THE REQUEST >> Repeat the material exactly, leaving nothing out.

DATA LISTING >>
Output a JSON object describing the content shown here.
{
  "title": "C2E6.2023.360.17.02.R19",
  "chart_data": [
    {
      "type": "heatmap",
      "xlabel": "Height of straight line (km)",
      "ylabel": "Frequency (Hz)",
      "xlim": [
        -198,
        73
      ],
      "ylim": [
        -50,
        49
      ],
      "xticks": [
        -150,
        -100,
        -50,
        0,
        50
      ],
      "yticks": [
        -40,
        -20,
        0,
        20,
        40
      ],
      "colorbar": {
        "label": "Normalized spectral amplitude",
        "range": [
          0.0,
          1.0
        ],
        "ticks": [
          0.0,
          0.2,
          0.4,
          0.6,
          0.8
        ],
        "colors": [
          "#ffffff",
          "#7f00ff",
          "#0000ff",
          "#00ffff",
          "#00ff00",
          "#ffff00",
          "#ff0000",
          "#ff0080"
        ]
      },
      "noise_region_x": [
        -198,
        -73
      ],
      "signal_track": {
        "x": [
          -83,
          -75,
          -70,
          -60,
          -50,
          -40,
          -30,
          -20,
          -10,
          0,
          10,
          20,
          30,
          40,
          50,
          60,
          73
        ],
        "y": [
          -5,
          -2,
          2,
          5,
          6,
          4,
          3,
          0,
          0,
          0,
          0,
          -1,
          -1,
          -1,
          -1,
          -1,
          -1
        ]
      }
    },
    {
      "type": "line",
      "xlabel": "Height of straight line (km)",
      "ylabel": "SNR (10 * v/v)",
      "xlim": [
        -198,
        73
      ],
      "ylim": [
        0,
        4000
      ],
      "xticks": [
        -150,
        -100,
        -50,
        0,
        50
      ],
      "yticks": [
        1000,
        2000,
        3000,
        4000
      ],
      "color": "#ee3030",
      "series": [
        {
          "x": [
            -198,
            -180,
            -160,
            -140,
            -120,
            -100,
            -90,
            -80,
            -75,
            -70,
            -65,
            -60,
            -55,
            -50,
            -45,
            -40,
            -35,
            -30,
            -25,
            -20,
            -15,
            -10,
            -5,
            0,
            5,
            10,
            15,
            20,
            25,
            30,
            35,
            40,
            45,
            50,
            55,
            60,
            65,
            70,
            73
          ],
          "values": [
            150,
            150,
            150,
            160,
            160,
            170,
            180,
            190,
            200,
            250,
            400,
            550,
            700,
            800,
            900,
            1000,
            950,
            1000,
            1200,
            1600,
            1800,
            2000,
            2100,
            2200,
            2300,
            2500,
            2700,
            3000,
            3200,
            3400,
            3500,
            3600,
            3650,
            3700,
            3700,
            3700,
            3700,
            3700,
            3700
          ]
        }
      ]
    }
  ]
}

ANSWER BELOW >>
Output a JSON object describing the content shown here.
{
  "title": "C2E6.2023.360.17.02.R19",
  "chart_data": [
    {
      "type": "heatmap",
      "xlabel": "Height of straight line (km)",
      "ylabel": "Frequency (Hz)",
      "xlim": [
        -198,
        73
      ],
      "ylim": [
        -50,
        49
      ],
      "xticks": [
        -150,
        -100,
        -50,
        0,
        50
      ],
      "yticks": [
        -40,
        -20,
        0,
        20,
        40
      ],
      "colorbar": {
        "label": "Normalized spectral amplitude",
        "range": [
          0.0,
          1.0
        ],
        "ticks": [
          0.0,
          0.2,
          0.4,
          0.6,
          0.8
        ],
        "colors": [
          "#ffffff",
          "#7f00ff",
          "#0000ff",
          "#00ffff",
          "#00ff00",
          "#ffff00",
          "#ff0000",
          "#ff0080"
        ]
      },
      "noise_region_x": [
        -198,
        -73
      ],
      "signal_track": {
        "x": [
          -83,
          -75,
          -70,
          -60,
          -50,
          -40,
          -30,
          -20,
          -10,
          0,
          10,
          20,
          30,
          40,
          50,
          60,
          73
        ],
        "y": [
          -5,
          -2,
          2,
          5,
          6,
          4,
          3,
          0,
          0,
          0,
          0,
          -1,
          -1,
          -1,
          -1,
          -1,
          -1
        ]
      }
    },
    {
      "type": "line",
      "xlabel": "Height of straight line (km)",
      "ylabel": "SNR (10 * v/v)",
      "xlim": [
        -198,
        73
      ],
      "ylim": [
        0,
        4000
      ],
      "xticks": [
        -150,
        -100,
        -50,
        0,
        50
      ],
      "yticks": [
        1000,
        2000,
        3000,
        4000
      ],
      "color": "#ee3030",
      "series": [
        {
          "x": [
            -198,
            -180,
            -160,
            -140,
            -120,
            -100,
            -90,
            -80,
            -75,
            -70,
            -65,
            -60,
            -55,
            -50,
            -45,
            -40,
            -35,
            -30,
            -25,
            -20,
            -15,
            -10,
            -5,
            0,
            5,
            10,
            15,
            20,
            25,
            30,
            35,
            40,
            45,
            50,
            55,
            60,
            65,
            70,
            73
          ],
          "values": [
            150,
            150,
            150,
            160,
            160,
            170,
            180,
            190,
            200,
            250,
            400,
            550,
            700,
            800,
            900,
            1000,
            950,
            1000,
            1200,
            1600,
            1800,
            2000,
            2100,
            2200,
            2300,
            2500,
            2700,
            3000,
            3200,
            3400,
            3500,
            3600,
            3650,
            3700,
            3700,
            3700,
            3700,
            3700,
            3700
          ]
        }
      ]
    }
  ]
}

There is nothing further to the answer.